Extract each line holding the word "fitACF" from the entries.

* Start *

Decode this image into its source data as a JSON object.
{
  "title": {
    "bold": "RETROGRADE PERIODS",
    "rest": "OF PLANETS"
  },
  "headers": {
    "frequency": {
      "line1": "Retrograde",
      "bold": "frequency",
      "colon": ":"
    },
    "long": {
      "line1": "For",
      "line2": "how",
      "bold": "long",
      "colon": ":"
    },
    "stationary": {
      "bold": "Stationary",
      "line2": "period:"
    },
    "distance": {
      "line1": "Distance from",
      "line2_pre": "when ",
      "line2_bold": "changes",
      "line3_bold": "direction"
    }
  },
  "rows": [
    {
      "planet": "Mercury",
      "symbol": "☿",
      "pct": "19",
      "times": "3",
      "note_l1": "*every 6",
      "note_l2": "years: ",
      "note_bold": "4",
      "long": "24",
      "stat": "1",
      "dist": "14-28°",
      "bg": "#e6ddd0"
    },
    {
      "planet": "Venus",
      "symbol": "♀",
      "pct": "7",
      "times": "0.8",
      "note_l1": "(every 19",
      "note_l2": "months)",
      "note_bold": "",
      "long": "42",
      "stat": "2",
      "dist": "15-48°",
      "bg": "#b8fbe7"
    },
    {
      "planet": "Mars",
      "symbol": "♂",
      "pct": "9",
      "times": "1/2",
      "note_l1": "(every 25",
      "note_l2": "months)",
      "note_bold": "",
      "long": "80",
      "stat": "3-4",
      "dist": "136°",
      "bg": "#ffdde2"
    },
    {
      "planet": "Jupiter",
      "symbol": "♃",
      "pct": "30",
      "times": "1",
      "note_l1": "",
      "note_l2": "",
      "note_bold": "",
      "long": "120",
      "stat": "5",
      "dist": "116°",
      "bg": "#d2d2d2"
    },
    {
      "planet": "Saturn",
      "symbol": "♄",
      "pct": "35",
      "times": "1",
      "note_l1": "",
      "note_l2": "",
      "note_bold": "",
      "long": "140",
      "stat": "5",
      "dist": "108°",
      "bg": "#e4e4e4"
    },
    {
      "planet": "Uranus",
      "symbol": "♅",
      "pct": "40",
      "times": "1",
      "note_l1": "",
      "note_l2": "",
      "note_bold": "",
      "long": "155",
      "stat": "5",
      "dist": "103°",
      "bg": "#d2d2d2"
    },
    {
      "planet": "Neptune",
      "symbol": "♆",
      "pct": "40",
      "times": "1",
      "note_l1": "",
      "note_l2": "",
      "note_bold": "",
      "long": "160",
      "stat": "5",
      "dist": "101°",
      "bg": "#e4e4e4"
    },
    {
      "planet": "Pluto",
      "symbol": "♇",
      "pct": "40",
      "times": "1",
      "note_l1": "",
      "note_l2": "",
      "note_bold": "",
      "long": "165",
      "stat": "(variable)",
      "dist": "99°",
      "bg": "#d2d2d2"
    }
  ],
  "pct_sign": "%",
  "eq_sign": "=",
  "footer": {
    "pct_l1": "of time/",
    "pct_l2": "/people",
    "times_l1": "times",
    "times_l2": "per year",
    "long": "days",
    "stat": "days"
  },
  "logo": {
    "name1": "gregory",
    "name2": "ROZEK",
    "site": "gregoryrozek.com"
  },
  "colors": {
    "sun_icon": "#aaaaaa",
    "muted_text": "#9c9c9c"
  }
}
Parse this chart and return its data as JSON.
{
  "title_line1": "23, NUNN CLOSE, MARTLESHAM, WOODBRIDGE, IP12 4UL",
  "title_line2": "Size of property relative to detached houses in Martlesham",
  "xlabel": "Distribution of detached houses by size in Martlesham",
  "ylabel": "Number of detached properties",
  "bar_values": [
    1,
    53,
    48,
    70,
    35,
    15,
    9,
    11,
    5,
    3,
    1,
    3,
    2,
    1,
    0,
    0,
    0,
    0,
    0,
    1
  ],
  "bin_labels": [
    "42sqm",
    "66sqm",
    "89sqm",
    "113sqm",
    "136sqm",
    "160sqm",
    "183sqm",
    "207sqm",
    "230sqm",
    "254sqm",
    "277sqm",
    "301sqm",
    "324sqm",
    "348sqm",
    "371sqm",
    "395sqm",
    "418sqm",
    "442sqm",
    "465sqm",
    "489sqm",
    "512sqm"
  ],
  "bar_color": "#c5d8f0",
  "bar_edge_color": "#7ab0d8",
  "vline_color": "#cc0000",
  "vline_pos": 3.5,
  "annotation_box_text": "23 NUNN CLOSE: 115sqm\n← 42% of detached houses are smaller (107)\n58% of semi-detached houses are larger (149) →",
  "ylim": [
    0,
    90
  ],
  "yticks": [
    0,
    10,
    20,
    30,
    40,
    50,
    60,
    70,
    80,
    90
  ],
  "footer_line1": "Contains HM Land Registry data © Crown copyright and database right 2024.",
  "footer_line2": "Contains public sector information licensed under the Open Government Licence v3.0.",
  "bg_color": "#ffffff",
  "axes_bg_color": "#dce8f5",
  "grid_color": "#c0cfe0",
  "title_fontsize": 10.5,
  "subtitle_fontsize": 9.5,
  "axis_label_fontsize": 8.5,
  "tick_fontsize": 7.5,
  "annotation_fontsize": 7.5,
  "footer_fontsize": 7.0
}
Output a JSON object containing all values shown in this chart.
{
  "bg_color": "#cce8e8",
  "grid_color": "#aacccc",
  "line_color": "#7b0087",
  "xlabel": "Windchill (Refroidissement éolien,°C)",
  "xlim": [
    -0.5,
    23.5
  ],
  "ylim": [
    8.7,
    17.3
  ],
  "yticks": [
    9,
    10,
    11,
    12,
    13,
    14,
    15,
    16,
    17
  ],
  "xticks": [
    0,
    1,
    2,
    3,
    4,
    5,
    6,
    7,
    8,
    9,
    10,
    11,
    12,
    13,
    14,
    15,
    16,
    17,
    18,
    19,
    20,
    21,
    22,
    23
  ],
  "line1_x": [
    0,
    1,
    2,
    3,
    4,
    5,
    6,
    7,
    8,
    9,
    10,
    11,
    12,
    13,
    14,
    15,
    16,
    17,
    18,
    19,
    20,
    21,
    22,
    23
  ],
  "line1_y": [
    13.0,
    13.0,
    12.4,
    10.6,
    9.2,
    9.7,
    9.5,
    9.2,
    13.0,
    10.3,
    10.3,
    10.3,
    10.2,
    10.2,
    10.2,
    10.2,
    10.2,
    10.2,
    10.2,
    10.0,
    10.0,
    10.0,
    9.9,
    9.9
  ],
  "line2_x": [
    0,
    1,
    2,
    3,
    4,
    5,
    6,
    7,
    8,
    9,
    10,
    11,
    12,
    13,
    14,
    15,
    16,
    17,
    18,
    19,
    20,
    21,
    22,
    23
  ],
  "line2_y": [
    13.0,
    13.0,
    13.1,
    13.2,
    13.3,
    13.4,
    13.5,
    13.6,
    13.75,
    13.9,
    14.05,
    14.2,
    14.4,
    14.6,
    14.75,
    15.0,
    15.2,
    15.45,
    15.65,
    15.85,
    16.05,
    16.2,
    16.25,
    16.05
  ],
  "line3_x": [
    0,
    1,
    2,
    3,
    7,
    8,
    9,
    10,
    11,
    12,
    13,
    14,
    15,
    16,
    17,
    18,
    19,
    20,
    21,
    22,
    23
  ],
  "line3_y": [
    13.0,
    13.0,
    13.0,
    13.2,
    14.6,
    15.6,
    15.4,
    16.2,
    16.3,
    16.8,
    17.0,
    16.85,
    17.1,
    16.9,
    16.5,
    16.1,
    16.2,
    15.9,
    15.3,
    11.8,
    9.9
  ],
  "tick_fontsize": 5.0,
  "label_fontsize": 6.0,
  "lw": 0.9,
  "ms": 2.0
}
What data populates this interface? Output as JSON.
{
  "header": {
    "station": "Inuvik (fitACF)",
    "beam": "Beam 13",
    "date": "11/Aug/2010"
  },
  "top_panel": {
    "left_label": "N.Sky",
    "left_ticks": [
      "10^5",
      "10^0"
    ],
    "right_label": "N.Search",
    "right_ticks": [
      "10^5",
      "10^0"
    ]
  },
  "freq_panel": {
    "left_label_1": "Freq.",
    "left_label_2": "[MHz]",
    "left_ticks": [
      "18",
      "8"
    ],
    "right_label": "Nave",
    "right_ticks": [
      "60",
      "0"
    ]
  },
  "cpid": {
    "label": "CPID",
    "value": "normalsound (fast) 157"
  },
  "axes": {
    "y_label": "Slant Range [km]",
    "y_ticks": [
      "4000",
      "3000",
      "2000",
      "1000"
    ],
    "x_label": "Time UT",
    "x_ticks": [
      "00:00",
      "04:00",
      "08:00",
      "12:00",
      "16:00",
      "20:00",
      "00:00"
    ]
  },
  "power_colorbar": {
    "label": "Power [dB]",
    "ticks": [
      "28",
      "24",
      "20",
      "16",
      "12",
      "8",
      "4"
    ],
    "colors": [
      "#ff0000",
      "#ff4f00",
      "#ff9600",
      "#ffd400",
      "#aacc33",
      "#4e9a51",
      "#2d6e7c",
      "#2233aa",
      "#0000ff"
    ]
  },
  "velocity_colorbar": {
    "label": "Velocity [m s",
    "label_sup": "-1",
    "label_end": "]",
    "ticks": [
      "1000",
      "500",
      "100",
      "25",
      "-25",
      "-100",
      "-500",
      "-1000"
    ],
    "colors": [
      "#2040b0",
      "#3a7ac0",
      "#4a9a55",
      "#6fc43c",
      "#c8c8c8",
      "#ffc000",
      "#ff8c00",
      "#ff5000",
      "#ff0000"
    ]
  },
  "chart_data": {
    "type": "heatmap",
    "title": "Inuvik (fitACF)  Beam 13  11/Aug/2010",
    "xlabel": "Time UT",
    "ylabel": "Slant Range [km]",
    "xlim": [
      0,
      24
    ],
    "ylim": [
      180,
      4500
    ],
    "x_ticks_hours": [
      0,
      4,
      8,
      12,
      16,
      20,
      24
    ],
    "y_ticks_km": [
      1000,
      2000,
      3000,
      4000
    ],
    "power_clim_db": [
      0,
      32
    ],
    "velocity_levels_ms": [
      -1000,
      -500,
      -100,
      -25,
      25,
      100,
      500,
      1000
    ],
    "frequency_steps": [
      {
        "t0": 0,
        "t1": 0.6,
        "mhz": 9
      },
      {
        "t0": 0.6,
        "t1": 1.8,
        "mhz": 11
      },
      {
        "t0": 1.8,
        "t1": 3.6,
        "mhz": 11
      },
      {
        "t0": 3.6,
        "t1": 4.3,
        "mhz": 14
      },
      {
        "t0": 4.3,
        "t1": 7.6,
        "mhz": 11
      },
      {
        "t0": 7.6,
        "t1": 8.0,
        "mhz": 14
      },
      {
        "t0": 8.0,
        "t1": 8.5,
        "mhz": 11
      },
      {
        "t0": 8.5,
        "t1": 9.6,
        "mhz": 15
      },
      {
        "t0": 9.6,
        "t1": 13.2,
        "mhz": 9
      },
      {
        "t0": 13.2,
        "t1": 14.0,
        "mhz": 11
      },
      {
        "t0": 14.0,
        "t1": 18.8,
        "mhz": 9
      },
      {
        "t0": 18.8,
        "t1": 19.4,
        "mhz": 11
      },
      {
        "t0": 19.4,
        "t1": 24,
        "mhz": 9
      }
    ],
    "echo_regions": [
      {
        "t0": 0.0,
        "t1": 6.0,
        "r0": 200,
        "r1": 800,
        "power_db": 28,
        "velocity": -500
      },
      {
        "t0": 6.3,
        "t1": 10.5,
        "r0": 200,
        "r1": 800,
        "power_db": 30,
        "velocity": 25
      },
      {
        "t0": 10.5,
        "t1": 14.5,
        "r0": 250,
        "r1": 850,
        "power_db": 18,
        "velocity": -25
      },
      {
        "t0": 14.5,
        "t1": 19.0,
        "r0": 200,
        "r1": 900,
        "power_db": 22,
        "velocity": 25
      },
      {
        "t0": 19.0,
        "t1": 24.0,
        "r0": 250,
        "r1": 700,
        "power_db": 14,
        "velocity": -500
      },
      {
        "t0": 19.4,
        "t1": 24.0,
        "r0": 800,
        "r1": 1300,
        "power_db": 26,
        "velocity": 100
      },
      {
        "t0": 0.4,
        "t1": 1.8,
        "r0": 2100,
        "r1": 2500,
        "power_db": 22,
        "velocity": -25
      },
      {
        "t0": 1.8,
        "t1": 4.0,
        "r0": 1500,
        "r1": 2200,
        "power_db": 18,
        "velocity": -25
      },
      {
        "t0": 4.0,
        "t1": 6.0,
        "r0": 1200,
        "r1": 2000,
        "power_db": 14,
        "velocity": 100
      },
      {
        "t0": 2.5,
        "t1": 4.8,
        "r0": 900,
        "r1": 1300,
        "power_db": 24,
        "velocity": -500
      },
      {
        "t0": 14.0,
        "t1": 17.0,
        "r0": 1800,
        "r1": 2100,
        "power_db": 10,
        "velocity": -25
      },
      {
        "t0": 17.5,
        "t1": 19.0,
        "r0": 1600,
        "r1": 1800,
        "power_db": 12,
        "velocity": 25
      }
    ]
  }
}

* End *

- FINISHED EXERCISE:
    "station": "Inuvik (fitACF)",
    "title": "Inuvik (fitACF)  Beam 13  11/Aug/2010",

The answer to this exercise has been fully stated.